══ Entries shown

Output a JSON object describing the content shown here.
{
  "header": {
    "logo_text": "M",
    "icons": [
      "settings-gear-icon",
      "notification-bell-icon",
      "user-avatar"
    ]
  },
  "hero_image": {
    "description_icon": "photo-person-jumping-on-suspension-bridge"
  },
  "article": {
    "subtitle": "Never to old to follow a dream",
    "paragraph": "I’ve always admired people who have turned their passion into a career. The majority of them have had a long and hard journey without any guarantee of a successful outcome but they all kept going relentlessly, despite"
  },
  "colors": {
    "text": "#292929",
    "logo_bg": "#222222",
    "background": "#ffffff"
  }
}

════
══ Entries shown

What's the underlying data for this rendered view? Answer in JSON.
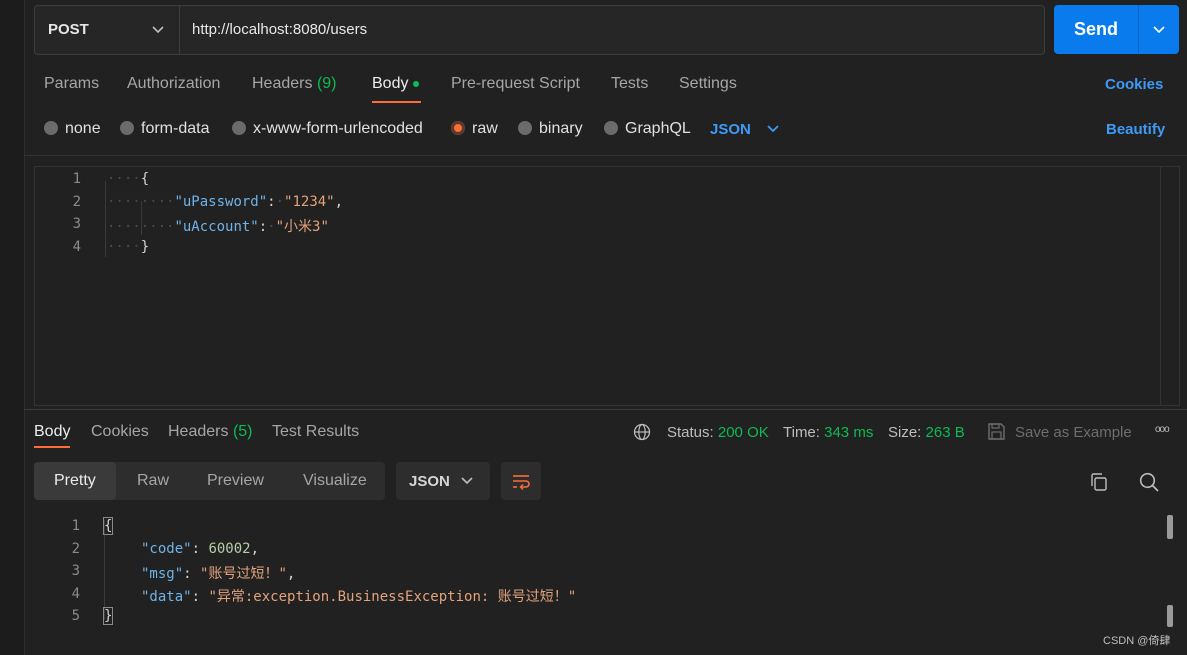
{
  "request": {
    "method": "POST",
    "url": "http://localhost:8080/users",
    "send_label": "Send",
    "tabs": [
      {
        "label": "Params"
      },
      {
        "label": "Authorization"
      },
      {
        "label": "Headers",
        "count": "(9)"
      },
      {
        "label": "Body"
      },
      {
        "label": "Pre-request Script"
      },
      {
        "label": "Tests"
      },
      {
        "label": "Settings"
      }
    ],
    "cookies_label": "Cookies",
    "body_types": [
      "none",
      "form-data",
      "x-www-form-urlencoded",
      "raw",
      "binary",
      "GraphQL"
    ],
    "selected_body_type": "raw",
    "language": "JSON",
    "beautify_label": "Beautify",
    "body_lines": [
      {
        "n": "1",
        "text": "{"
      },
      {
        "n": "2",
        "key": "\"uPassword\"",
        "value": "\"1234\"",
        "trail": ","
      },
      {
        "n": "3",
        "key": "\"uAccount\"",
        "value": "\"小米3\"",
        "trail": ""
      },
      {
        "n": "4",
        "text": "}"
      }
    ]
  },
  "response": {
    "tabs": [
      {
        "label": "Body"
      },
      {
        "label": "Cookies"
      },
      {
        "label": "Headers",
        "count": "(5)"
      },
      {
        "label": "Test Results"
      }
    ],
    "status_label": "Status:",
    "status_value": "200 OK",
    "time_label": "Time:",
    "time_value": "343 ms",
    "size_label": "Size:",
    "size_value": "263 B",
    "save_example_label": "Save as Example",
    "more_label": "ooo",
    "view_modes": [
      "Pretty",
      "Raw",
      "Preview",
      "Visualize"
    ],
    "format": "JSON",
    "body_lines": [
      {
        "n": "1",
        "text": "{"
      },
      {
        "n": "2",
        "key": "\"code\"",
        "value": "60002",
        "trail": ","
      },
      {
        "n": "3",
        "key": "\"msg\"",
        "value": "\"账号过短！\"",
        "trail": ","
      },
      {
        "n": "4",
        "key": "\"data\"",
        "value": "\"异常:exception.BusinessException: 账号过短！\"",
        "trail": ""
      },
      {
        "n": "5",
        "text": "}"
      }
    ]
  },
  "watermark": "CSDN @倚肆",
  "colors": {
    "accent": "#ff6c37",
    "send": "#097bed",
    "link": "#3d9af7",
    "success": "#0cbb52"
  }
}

════

_Task goal_: In the listing above, find each line with the word "Cookies" and copy it.

_Task solution_:
    "cookies_label": "Cookies",
        "label": "Cookies"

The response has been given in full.